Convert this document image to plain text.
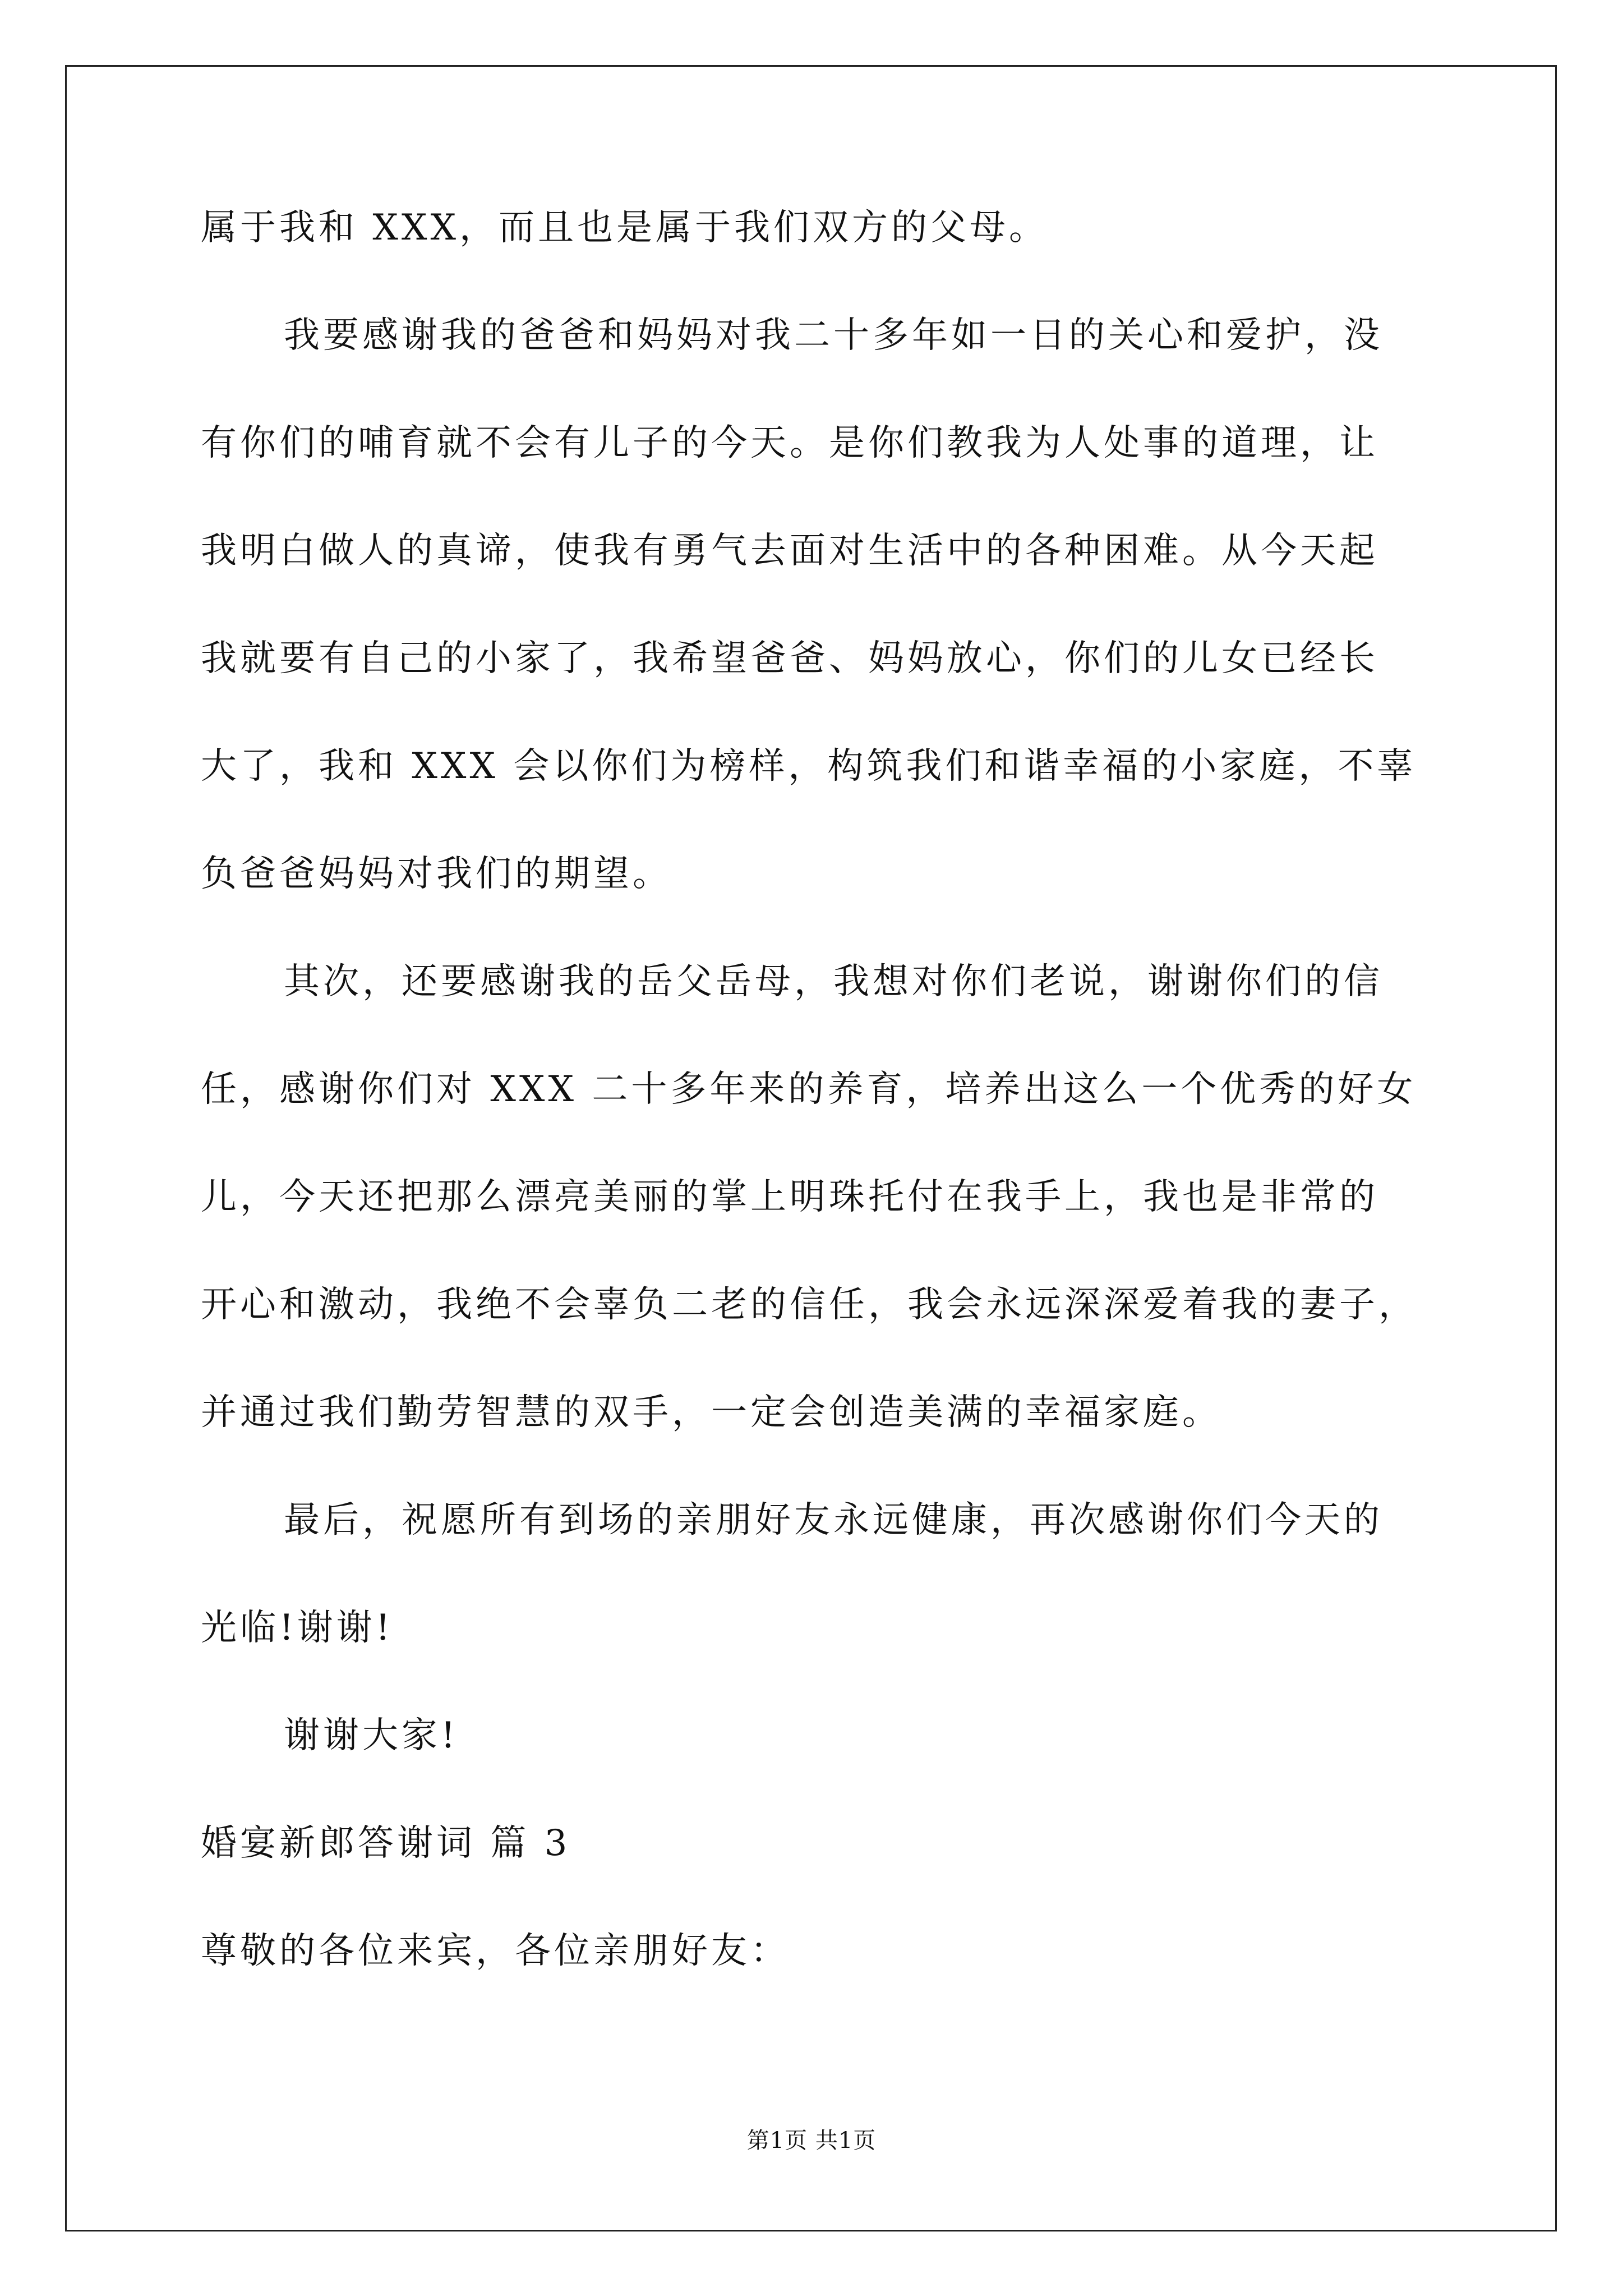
属于我和 XXX，而且也是属于我们双方的父母。
我要感谢我的爸爸和妈妈对我二十多年如一日的关心和爱护，没
有你们的哺育就不会有儿子的今天。是你们教我为人处事的道理，让
我明白做人的真谛，使我有勇气去面对生活中的各种困难。从今天起
我就要有自己的小家了，我希望爸爸、妈妈放心，你们的儿女已经长
大了，我和 XXX 会以你们为榜样，构筑我们和谐幸福的小家庭，不辜
负爸爸妈妈对我们的期望。
其次，还要感谢我的岳父岳母，我想对你们老说，谢谢你们的信
任，感谢你们对 XXX 二十多年来的养育，培养出这么一个优秀的好女
儿，今天还把那么漂亮美丽的掌上明珠托付在我手上，我也是非常的
开心和激动，我绝不会辜负二老的信任，我会永远深深爱着我的妻子，
并通过我们勤劳智慧的双手，一定会创造美满的幸福家庭。
最后，祝愿所有到场的亲朋好友永远健康，再次感谢你们今天的
光临!谢谢!
谢谢大家!
婚宴新郎答谢词 篇 3
尊敬的各位来宾，各位亲朋好友：
第1页 共1页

== Instructions for the task ==
Reproduce the material above in full, exactly, with no images.

== Response to the task ==
Convert this document image to plain text.
属于我和 XXX，而且也是属于我们双方的父母。
我要感谢我的爸爸和妈妈对我二十多年如一日的关心和爱护，没
有你们的哺育就不会有儿子的今天。是你们教我为人处事的道理，让
我明白做人的真谛，使我有勇气去面对生活中的各种困难。从今天起
我就要有自己的小家了，我希望爸爸、妈妈放心，你们的儿女已经长
大了，我和 XXX 会以你们为榜样，构筑我们和谐幸福的小家庭，不辜
负爸爸妈妈对我们的期望。
其次，还要感谢我的岳父岳母，我想对你们老说，谢谢你们的信
任，感谢你们对 XXX 二十多年来的养育，培养出这么一个优秀的好女
儿，今天还把那么漂亮美丽的掌上明珠托付在我手上，我也是非常的
开心和激动，我绝不会辜负二老的信任，我会永远深深爱着我的妻子，
并通过我们勤劳智慧的双手，一定会创造美满的幸福家庭。
最后，祝愿所有到场的亲朋好友永远健康，再次感谢你们今天的
光临!谢谢!
谢谢大家!
婚宴新郎答谢词 篇 3
尊敬的各位来宾，各位亲朋好友：
第1页 共1页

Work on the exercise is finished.